**Excerpt from a dataset:**
------------------------------------------------------------------------
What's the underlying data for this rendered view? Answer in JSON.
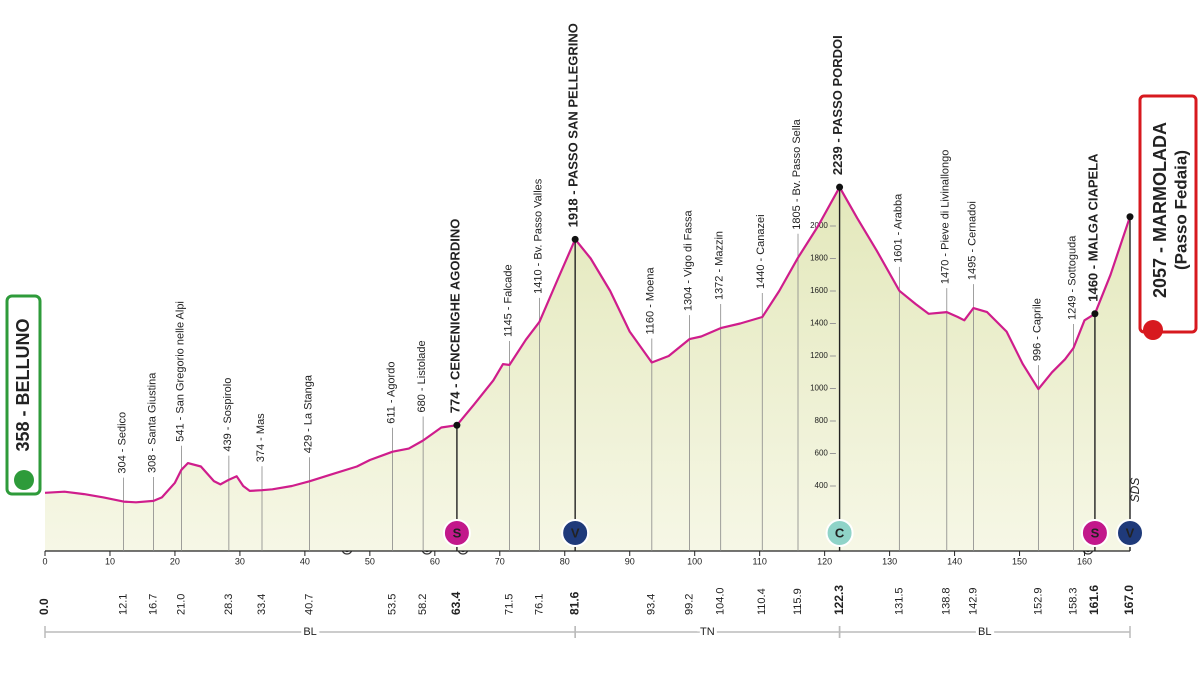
{
  "chart_data": {
    "type": "area",
    "color": "#cf1d8c",
    "xlim": [
      0,
      167
    ],
    "ylim": [
      0,
      2400
    ],
    "xticks": [
      0,
      10,
      20,
      30,
      40,
      50,
      60,
      70,
      80,
      90,
      100,
      110,
      120,
      130,
      140,
      150,
      160
    ],
    "yticks": [
      400,
      600,
      800,
      1000,
      1200,
      1400,
      1600,
      1800,
      2000
    ],
    "x": [
      0,
      3,
      6,
      9,
      12.1,
      14,
      16.7,
      18,
      20,
      21,
      22,
      24,
      26,
      27,
      28.3,
      29.5,
      30.5,
      31.5,
      33.4,
      35,
      38,
      40.7,
      44,
      48,
      50,
      53.5,
      56,
      58.2,
      61,
      63.4,
      66,
      69,
      70.5,
      71.5,
      74,
      76.1,
      79,
      81.6,
      84,
      87,
      90,
      93.4,
      96,
      99.2,
      101,
      104,
      107,
      110.4,
      113,
      115.9,
      119,
      122.3,
      125,
      128,
      131.5,
      134,
      136,
      138.8,
      140.5,
      141.5,
      142.9,
      145,
      148,
      150.5,
      152.9,
      155,
      157,
      158.3,
      160,
      161.6,
      164,
      167
    ],
    "values": [
      358,
      365,
      350,
      330,
      304,
      300,
      308,
      330,
      420,
      500,
      541,
      520,
      430,
      410,
      439,
      460,
      400,
      370,
      374,
      380,
      400,
      429,
      470,
      520,
      560,
      611,
      630,
      680,
      760,
      774,
      900,
      1050,
      1150,
      1145,
      1300,
      1410,
      1680,
      1918,
      1800,
      1600,
      1350,
      1160,
      1200,
      1304,
      1320,
      1372,
      1400,
      1440,
      1600,
      1805,
      2000,
      2239,
      2050,
      1850,
      1601,
      1520,
      1460,
      1470,
      1440,
      1420,
      1495,
      1470,
      1350,
      1150,
      996,
      1100,
      1180,
      1249,
      1420,
      1460,
      1700,
      2057
    ],
    "start": {
      "label": "358 - BELLUNO",
      "km": {
        "value": 0,
        "label": "0.0"
      },
      "color": "#2e9b3a"
    },
    "finish": {
      "label": "2057 - MARMOLADA",
      "sublabel": "(Passo Fedaia)",
      "km": {
        "value": 167,
        "label": "167.0"
      },
      "color": "#d7191f",
      "badge": {
        "text": "V",
        "color": "#1f3a7a"
      },
      "note": "SDS"
    },
    "waypoints": [
      {
        "label": "304 - Sedico",
        "km": 12.1
      },
      {
        "label": "308 - Santa Giustina",
        "km": 16.7
      },
      {
        "label": "541 - San Gregorio nelle Alpi",
        "km": {
          "value": 21,
          "label": "21.0"
        }
      },
      {
        "label": "439 - Sospirolo",
        "km": 28.3
      },
      {
        "label": "374 - Mas",
        "km": 33.4
      },
      {
        "label": "429 - La Stanga",
        "km": 40.7
      },
      {
        "label": "611 - Agordo",
        "km": 53.5
      },
      {
        "label": "680 - Listolade",
        "km": 58.2
      },
      {
        "label": "774 - CENCENIGHE AGORDINO",
        "km": 63.4,
        "major": true,
        "badge": {
          "text": "S",
          "color": "#c2188b"
        }
      },
      {
        "label": "1145 - Falcade",
        "km": 71.5
      },
      {
        "label": "1410 - Bv. Passo Valles",
        "km": 76.1
      },
      {
        "label": "1918 - PASSO SAN PELLEGRINO",
        "km": 81.6,
        "major": true,
        "badge": {
          "text": "V",
          "color": "#1f3a7a"
        }
      },
      {
        "label": "1160 - Moena",
        "km": 93.4
      },
      {
        "label": "1304 - Vigo di Fassa",
        "km": 99.2
      },
      {
        "label": "1372 - Mazzin",
        "km": {
          "value": 104,
          "label": "104.0"
        }
      },
      {
        "label": "1440 - Canazei",
        "km": 110.4
      },
      {
        "label": "1805 - Bv. Passo Sella",
        "km": 115.9
      },
      {
        "label": "2239 - PASSO PORDOI",
        "km": 122.3,
        "major": true,
        "badge": {
          "text": "C",
          "color": "#8fd3c8"
        }
      },
      {
        "label": "1601 - Arabba",
        "km": 131.5
      },
      {
        "label": "1470 - Pieve di Livinallongo",
        "km": 138.8
      },
      {
        "label": "1495 - Cernadoi",
        "km": 142.9
      },
      {
        "label": "996 - Caprile",
        "km": 152.9
      },
      {
        "label": "1249 - Sottoguda",
        "km": 158.3
      },
      {
        "label": "1460 - MALGA CIAPELA",
        "km": 161.6,
        "major": true,
        "badge": {
          "text": "S",
          "color": "#c2188b"
        }
      }
    ],
    "regions": [
      {
        "label": "BL",
        "from": 0,
        "to": 81.6
      },
      {
        "label": "TN",
        "from": 81.6,
        "to": 122.3
      },
      {
        "label": "BL",
        "from": 122.3,
        "to": 167
      }
    ]
  }
}
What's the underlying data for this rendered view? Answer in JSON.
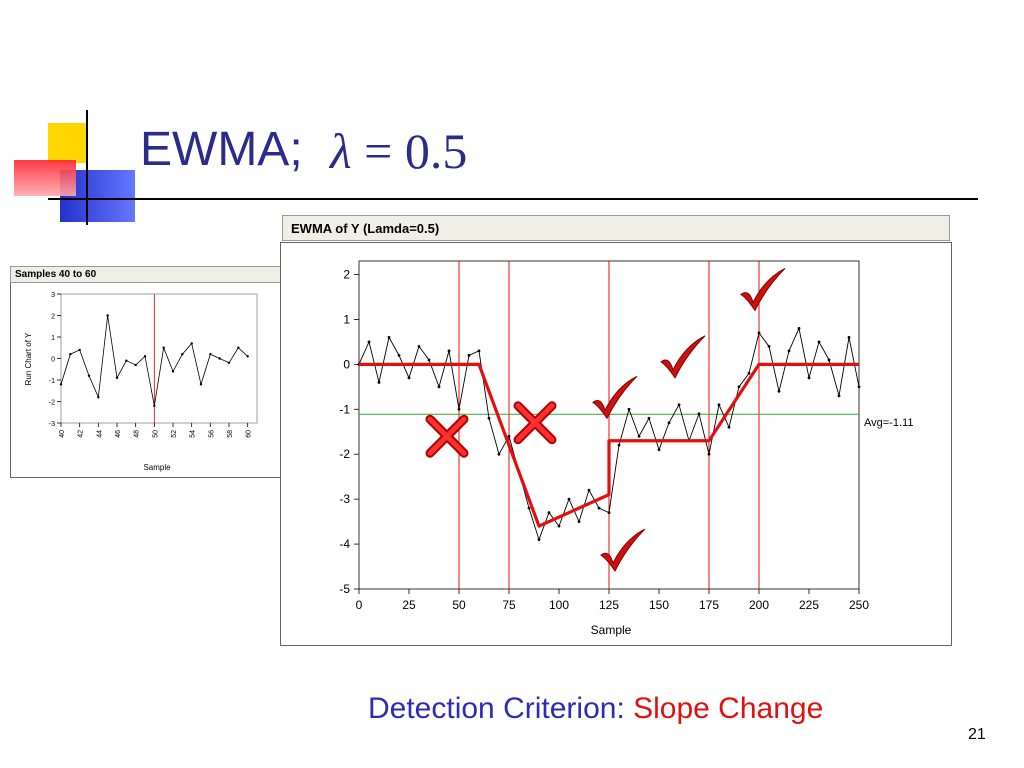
{
  "slide": {
    "title": "EWMA;",
    "lambda_symbol": "λ",
    "equals": " = ",
    "lambda_value": "0.5",
    "footer_label": "Detection Criterion: ",
    "footer_highlight": "Slope Change",
    "page_number": "21"
  },
  "colors": {
    "title": "#2b2b8c",
    "footer_label": "#2b2bb5",
    "highlight": "#e01010",
    "deco_yellow": "#ffd700",
    "deco_blue": "#3344dd",
    "deco_red": "#ff4455"
  },
  "mini_chart": {
    "header": "Samples 40 to 60",
    "ylabel": "Run Chart of Y",
    "xlabel": "Sample",
    "x_ticks": [
      "40",
      "42",
      "44",
      "46",
      "48",
      "50",
      "52",
      "54",
      "56",
      "58",
      "60"
    ],
    "y_ticks": [
      "3",
      "2",
      "1",
      "0",
      "-1",
      "-2",
      "-3"
    ]
  },
  "main_chart": {
    "header": "EWMA of Y (Lamda=0.5)",
    "xlabel": "Sample",
    "x_ticks": [
      "0",
      "25",
      "50",
      "75",
      "100",
      "125",
      "150",
      "175",
      "200",
      "225",
      "250"
    ],
    "y_ticks": [
      "2",
      "1",
      "0",
      "-1",
      "-2",
      "-3",
      "-4",
      "-5"
    ],
    "avg_label": "Avg=-1.11"
  },
  "chart_data": [
    {
      "type": "line",
      "xlabel": "Sample",
      "ylabel": "Run Chart of Y",
      "xlim": [
        40,
        61
      ],
      "ylim": [
        -3,
        3
      ],
      "reference_lines": [
        {
          "axis": "x",
          "value": 50
        }
      ],
      "series": [
        {
          "x": [
            40,
            41,
            42,
            43,
            44,
            45,
            46,
            47,
            48,
            49,
            50,
            51,
            52,
            53,
            54,
            55,
            56,
            57,
            58,
            59,
            60
          ],
          "values": [
            -1.2,
            0.2,
            0.4,
            -0.8,
            -1.8,
            2.0,
            -0.9,
            -0.1,
            -0.3,
            0.1,
            -2.2,
            0.5,
            -0.6,
            0.2,
            0.7,
            -1.2,
            0.2,
            0.0,
            -0.2,
            0.5,
            0.1
          ]
        }
      ]
    },
    {
      "type": "line",
      "xlabel": "Sample",
      "xlim": [
        0,
        250
      ],
      "ylim": [
        -5,
        2.3
      ],
      "average": -1.11,
      "reference_lines": [
        {
          "axis": "x",
          "value": 50
        },
        {
          "axis": "x",
          "value": 75
        },
        {
          "axis": "x",
          "value": 125
        },
        {
          "axis": "x",
          "value": 175
        },
        {
          "axis": "x",
          "value": 200
        },
        {
          "axis": "y",
          "value": -1.11
        }
      ],
      "series": [
        {
          "x": [
            0,
            5,
            10,
            15,
            20,
            25,
            30,
            35,
            40,
            45,
            50,
            55,
            60,
            65,
            70,
            75,
            80,
            85,
            90,
            95,
            100,
            105,
            110,
            115,
            120,
            125,
            130,
            135,
            140,
            145,
            150,
            155,
            160,
            165,
            170,
            175,
            180,
            185,
            190,
            195,
            200,
            205,
            210,
            215,
            220,
            225,
            230,
            235,
            240,
            245,
            250
          ],
          "values": [
            0.0,
            0.5,
            -0.4,
            0.6,
            0.2,
            -0.3,
            0.4,
            0.1,
            -0.5,
            0.3,
            -1.0,
            0.2,
            0.3,
            -1.2,
            -2.0,
            -1.6,
            -2.4,
            -3.2,
            -3.9,
            -3.3,
            -3.6,
            -3.0,
            -3.5,
            -2.8,
            -3.2,
            -3.3,
            -1.8,
            -1.0,
            -1.6,
            -1.2,
            -1.9,
            -1.3,
            -0.9,
            -1.7,
            -1.1,
            -2.0,
            -0.9,
            -1.4,
            -0.5,
            -0.2,
            0.7,
            0.4,
            -0.6,
            0.3,
            0.8,
            -0.3,
            0.5,
            0.1,
            -0.7,
            0.6,
            -0.5
          ]
        },
        {
          "x": [
            0,
            60,
            90,
            125,
            125,
            175,
            200,
            250
          ],
          "values": [
            0.0,
            0.0,
            -3.6,
            -2.9,
            -1.7,
            -1.7,
            0.0,
            0.0
          ]
        }
      ],
      "annotations": [
        {
          "x": 44,
          "y": -1.6,
          "mark": "cross-icon"
        },
        {
          "x": 88,
          "y": -1.3,
          "mark": "cross-icon"
        },
        {
          "x": 126,
          "y": -0.8,
          "mark": "check-icon"
        },
        {
          "x": 160,
          "y": 0.1,
          "mark": "check-icon"
        },
        {
          "x": 200,
          "y": 1.6,
          "mark": "check-icon"
        },
        {
          "x": 130,
          "y": -4.2,
          "mark": "check-icon"
        }
      ]
    }
  ]
}
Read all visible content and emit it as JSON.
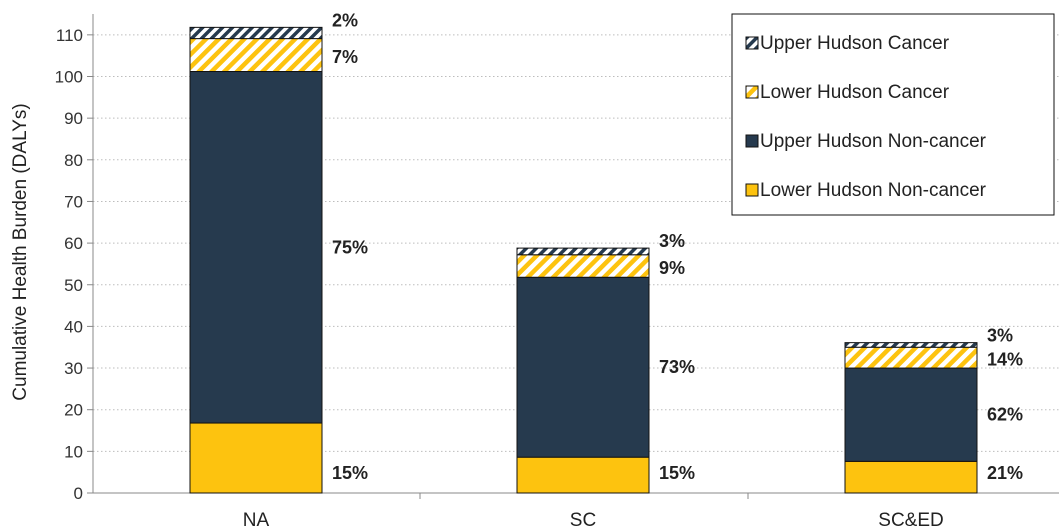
{
  "chart_data": {
    "type": "bar",
    "stacked": true,
    "categories": [
      "NA",
      "SC",
      "SC&ED"
    ],
    "ylabel": "Cumulative Health Burden (DALYs)",
    "xlabel": "",
    "ylim": [
      0,
      115
    ],
    "yticks": [
      0,
      10,
      20,
      30,
      40,
      50,
      60,
      70,
      80,
      90,
      100,
      110
    ],
    "grid": "horizontal",
    "legend_position": "top-right",
    "series": [
      {
        "name": "Lower Hudson Non-cancer",
        "values": [
          16.8,
          8.6,
          7.6
        ],
        "labels": [
          "15%",
          "15%",
          "21%"
        ],
        "color": "#FDC30F",
        "pattern": "solid"
      },
      {
        "name": "Upper Hudson Non-cancer",
        "values": [
          84.4,
          43.2,
          22.4
        ],
        "labels": [
          "75%",
          "73%",
          "62%"
        ],
        "color": "#263A4E",
        "pattern": "solid"
      },
      {
        "name": "Lower Hudson Cancer",
        "values": [
          7.9,
          5.4,
          5.0
        ],
        "labels": [
          "7%",
          "9%",
          "14%"
        ],
        "color": "#FDC30F",
        "pattern": "hatch"
      },
      {
        "name": "Upper Hudson Cancer",
        "values": [
          2.7,
          1.6,
          1.1
        ],
        "labels": [
          "2%",
          "3%",
          "3%"
        ],
        "color": "#263A4E",
        "pattern": "hatch"
      }
    ]
  }
}
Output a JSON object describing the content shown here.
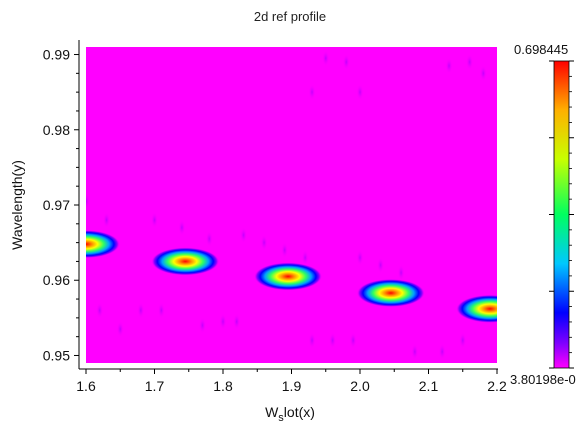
{
  "chart_data": {
    "type": "heatmap",
    "title": "2d ref profile",
    "xlabel_main": "W",
    "xlabel_sub": "s",
    "xlabel_rest": "lot(x)",
    "ylabel": "Wavelength(y)",
    "xlim": [
      1.6,
      2.2
    ],
    "ylim": [
      0.949,
      0.991
    ],
    "x_ticks": [
      1.6,
      1.7,
      1.8,
      1.9,
      2.0,
      2.1,
      2.2
    ],
    "x_tick_labels": [
      "1.6",
      "1.7",
      "1.8",
      "1.9",
      "2.0",
      "2.1",
      "2.2"
    ],
    "y_ticks": [
      0.95,
      0.96,
      0.97,
      0.98,
      0.99
    ],
    "y_tick_labels": [
      "0.95",
      "0.96",
      "0.97",
      "0.98",
      "0.99"
    ],
    "colorbar": {
      "max_label": "0.698445",
      "min_label": "3.80198e-0",
      "max": 0.698445,
      "min": 0
    },
    "background_color": "#ff00ff",
    "peaks": [
      {
        "x": 1.6,
        "y": 0.9648,
        "value": 0.6984
      },
      {
        "x": 1.745,
        "y": 0.9625,
        "value": 0.6984
      },
      {
        "x": 1.895,
        "y": 0.9605,
        "value": 0.6984
      },
      {
        "x": 2.045,
        "y": 0.9583,
        "value": 0.6984
      },
      {
        "x": 2.19,
        "y": 0.9562,
        "value": 0.6984
      }
    ],
    "minor_spots": [
      {
        "x": 1.6,
        "y": 0.9705
      },
      {
        "x": 1.63,
        "y": 0.968
      },
      {
        "x": 1.62,
        "y": 0.956
      },
      {
        "x": 1.65,
        "y": 0.9535
      },
      {
        "x": 1.68,
        "y": 0.956
      },
      {
        "x": 1.71,
        "y": 0.956
      },
      {
        "x": 1.7,
        "y": 0.968
      },
      {
        "x": 1.74,
        "y": 0.967
      },
      {
        "x": 1.78,
        "y": 0.9655
      },
      {
        "x": 1.77,
        "y": 0.954
      },
      {
        "x": 1.8,
        "y": 0.9545
      },
      {
        "x": 1.82,
        "y": 0.9545
      },
      {
        "x": 1.83,
        "y": 0.966
      },
      {
        "x": 1.86,
        "y": 0.965
      },
      {
        "x": 1.89,
        "y": 0.964
      },
      {
        "x": 1.92,
        "y": 0.963
      },
      {
        "x": 1.93,
        "y": 0.952
      },
      {
        "x": 1.96,
        "y": 0.952
      },
      {
        "x": 1.99,
        "y": 0.952
      },
      {
        "x": 2.0,
        "y": 0.963
      },
      {
        "x": 2.03,
        "y": 0.962
      },
      {
        "x": 2.06,
        "y": 0.961
      },
      {
        "x": 2.08,
        "y": 0.9505
      },
      {
        "x": 2.12,
        "y": 0.9505
      },
      {
        "x": 2.15,
        "y": 0.952
      },
      {
        "x": 1.95,
        "y": 0.9895
      },
      {
        "x": 1.98,
        "y": 0.989
      },
      {
        "x": 2.13,
        "y": 0.9885
      },
      {
        "x": 2.16,
        "y": 0.989
      },
      {
        "x": 2.18,
        "y": 0.9875
      },
      {
        "x": 2.0,
        "y": 0.985
      },
      {
        "x": 1.93,
        "y": 0.985
      }
    ]
  }
}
------------------------------------------------------------------------
**TASK:**
List each line of the entries that holds the string "Hudson".

**RESULT BELOW:**
        "name": "Lower Hudson Non-cancer",
        "name": "Upper Hudson Non-cancer",
        "name": "Lower Hudson Cancer",
        "name": "Upper Hudson Cancer",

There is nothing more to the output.